GIVEN REQUEST:
Write the data out again in full, with no departure from the original.

— Begin DATASET ROWS —

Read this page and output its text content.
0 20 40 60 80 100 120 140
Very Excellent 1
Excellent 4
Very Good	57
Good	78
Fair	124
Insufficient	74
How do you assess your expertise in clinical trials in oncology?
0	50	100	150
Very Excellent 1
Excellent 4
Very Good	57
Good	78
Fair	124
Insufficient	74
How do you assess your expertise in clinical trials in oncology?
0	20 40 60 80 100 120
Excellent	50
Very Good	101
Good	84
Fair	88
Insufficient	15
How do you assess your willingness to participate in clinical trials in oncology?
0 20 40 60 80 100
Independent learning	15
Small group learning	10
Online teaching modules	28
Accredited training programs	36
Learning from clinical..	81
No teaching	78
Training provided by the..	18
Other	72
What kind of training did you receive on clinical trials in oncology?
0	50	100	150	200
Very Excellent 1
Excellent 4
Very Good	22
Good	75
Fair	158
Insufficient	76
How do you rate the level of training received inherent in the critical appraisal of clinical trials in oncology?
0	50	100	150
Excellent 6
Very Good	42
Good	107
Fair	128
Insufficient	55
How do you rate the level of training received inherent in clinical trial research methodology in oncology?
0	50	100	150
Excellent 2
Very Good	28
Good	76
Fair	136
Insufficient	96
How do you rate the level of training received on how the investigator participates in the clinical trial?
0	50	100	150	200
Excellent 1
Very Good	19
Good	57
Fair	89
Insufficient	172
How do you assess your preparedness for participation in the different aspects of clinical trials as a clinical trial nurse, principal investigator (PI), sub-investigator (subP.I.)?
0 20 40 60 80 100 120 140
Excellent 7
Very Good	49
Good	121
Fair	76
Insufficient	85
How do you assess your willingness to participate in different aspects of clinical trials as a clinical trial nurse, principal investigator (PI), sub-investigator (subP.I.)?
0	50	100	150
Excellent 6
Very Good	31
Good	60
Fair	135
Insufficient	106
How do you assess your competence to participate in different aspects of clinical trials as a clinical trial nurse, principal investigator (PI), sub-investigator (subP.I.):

— End DATASET ROWS —

ANSWER IN FULL:
Read this page and output its text content.
0 20 40 60 80 100 120 140
Very Excellent 1
Excellent 4
Very Good	57
Good	78
Fair	124
Insufficient	74
How do you assess your expertise in clinical trials in oncology?
0	50	100	150
Very Excellent 1
Excellent 4
Very Good	57
Good	78
Fair	124
Insufficient	74
How do you assess your expertise in clinical trials in oncology?
0	20 40 60 80 100 120
Excellent	50
Very Good	101
Good	84
Fair	88
Insufficient	15
How do you assess your willingness to participate in clinical trials in oncology?
0 20 40 60 80 100
Independent learning	15
Small group learning	10
Online teaching modules	28
Accredited training programs	36
Learning from clinical..	81
No teaching	78
Training provided by the..	18
Other	72
What kind of training did you receive on clinical trials in oncology?
0	50	100	150	200
Very Excellent 1
Excellent 4
Very Good	22
Good	75
Fair	158
Insufficient	76
How do you rate the level of training received inherent in the critical appraisal of clinical trials in oncology?
0	50	100	150
Excellent 6
Very Good	42
Good	107
Fair	128
Insufficient	55
How do you rate the level of training received inherent in clinical trial research methodology in oncology?
0	50	100	150
Excellent 2
Very Good	28
Good	76
Fair	136
Insufficient	96
How do you rate the level of training received on how the investigator participates in the clinical trial?
0	50	100	150	200
Excellent 1
Very Good	19
Good	57
Fair	89
Insufficient	172
How do you assess your preparedness for participation in the different aspects of clinical trials as a clinical trial nurse, principal investigator (PI), sub-investigator (subP.I.)?
0 20 40 60 80 100 120 140
Excellent 7
Very Good	49
Good	121
Fair	76
Insufficient	85
How do you assess your willingness to participate in different aspects of clinical trials as a clinical trial nurse, principal investigator (PI), sub-investigator (subP.I.)?
0	50	100	150
Excellent 6
Very Good	31
Good	60
Fair	135
Insufficient	106
How do you assess your competence to participate in different aspects of clinical trials as a clinical trial nurse, principal investigator (PI), sub-investigator (subP.I.):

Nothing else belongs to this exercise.